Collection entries
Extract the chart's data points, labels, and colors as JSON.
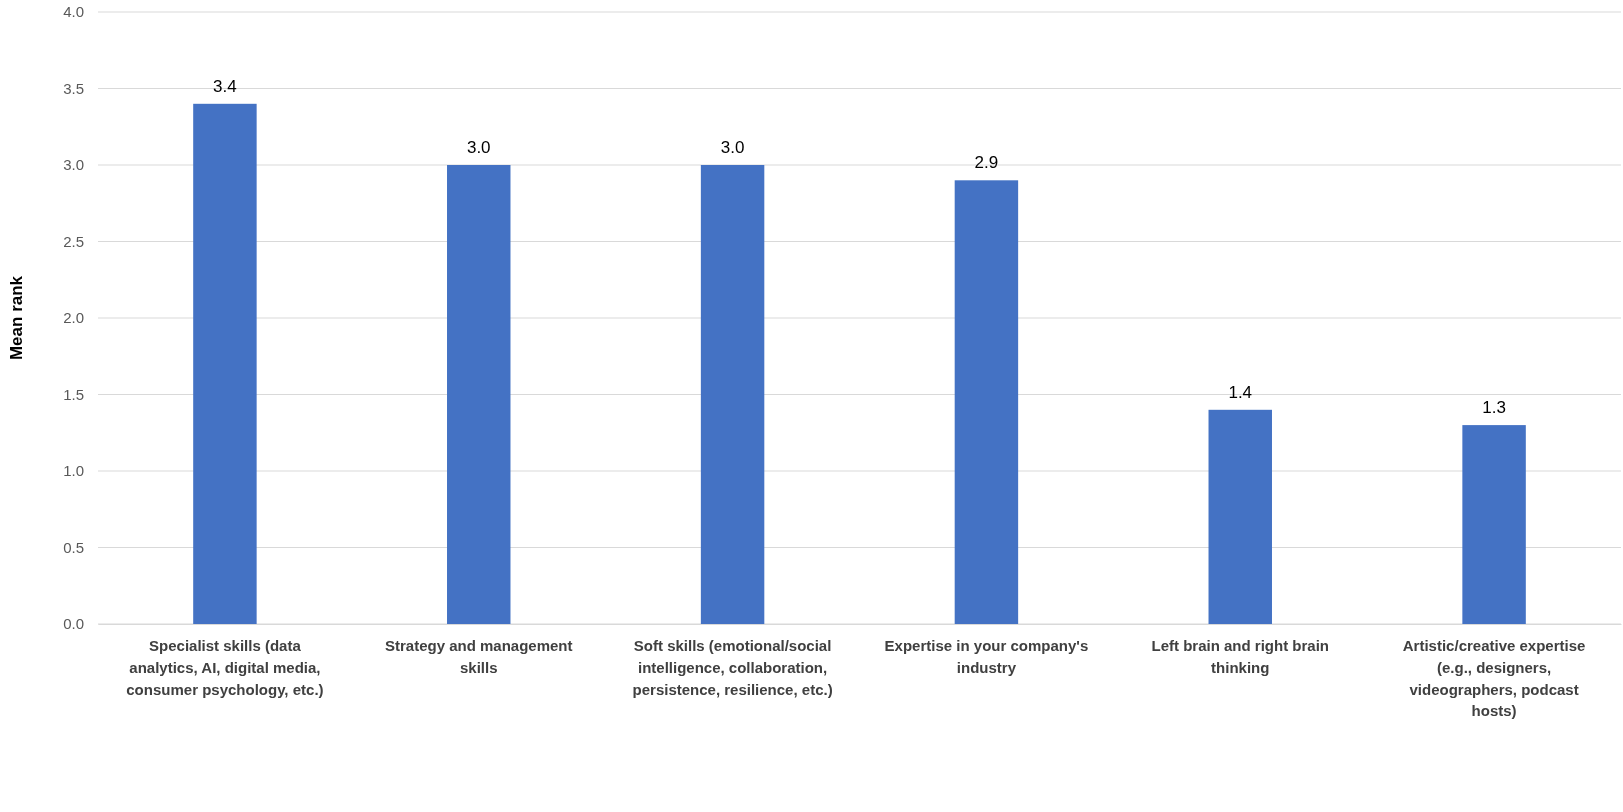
{
  "chart_data": {
    "type": "bar",
    "ylabel": "Mean rank",
    "categories": [
      "Specialist skills (data analytics, AI, digital media, consumer psychology, etc.)",
      "Strategy and management skills",
      "Soft skills (emotional/social intelligence, collaboration, persistence, resilience, etc.)",
      "Expertise in your company's industry",
      "Left brain and right brain thinking",
      "Artistic/creative expertise (e.g., designers, videographers, podcast hosts)"
    ],
    "values": [
      3.4,
      3.0,
      3.0,
      2.9,
      1.4,
      1.3
    ],
    "value_labels": [
      "3.4",
      "3.0",
      "3.0",
      "2.9",
      "1.4",
      "1.3"
    ],
    "color": "#4472c4",
    "ylim": [
      0,
      4
    ],
    "yticks": [
      {
        "value": 0,
        "label": "0.0"
      },
      {
        "value": 0.5,
        "label": "0.5"
      },
      {
        "value": 1,
        "label": "1.0"
      },
      {
        "value": 1.5,
        "label": "1.5"
      },
      {
        "value": 2,
        "label": "2.0"
      },
      {
        "value": 2.5,
        "label": "2.5"
      },
      {
        "value": 3,
        "label": "3.0"
      },
      {
        "value": 3.5,
        "label": "3.5"
      },
      {
        "value": 4,
        "label": "4.0"
      }
    ],
    "grid": "y"
  }
}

GIVEN PROBLEM
Reproduce the listing above exactly, excluding all pictures.

ANSWER FOR THIS EXERCISE
Extract the chart's data points, labels, and colors as JSON.
{
  "chart_data": {
    "type": "bar",
    "ylabel": "Mean rank",
    "categories": [
      "Specialist skills (data analytics, AI, digital media, consumer psychology, etc.)",
      "Strategy and management skills",
      "Soft skills (emotional/social intelligence, collaboration, persistence, resilience, etc.)",
      "Expertise in your company's industry",
      "Left brain and right brain thinking",
      "Artistic/creative expertise (e.g., designers, videographers, podcast hosts)"
    ],
    "values": [
      3.4,
      3.0,
      3.0,
      2.9,
      1.4,
      1.3
    ],
    "value_labels": [
      "3.4",
      "3.0",
      "3.0",
      "2.9",
      "1.4",
      "1.3"
    ],
    "color": "#4472c4",
    "ylim": [
      0,
      4
    ],
    "yticks": [
      {
        "value": 0,
        "label": "0.0"
      },
      {
        "value": 0.5,
        "label": "0.5"
      },
      {
        "value": 1,
        "label": "1.0"
      },
      {
        "value": 1.5,
        "label": "1.5"
      },
      {
        "value": 2,
        "label": "2.0"
      },
      {
        "value": 2.5,
        "label": "2.5"
      },
      {
        "value": 3,
        "label": "3.0"
      },
      {
        "value": 3.5,
        "label": "3.5"
      },
      {
        "value": 4,
        "label": "4.0"
      }
    ],
    "grid": "y"
  }
}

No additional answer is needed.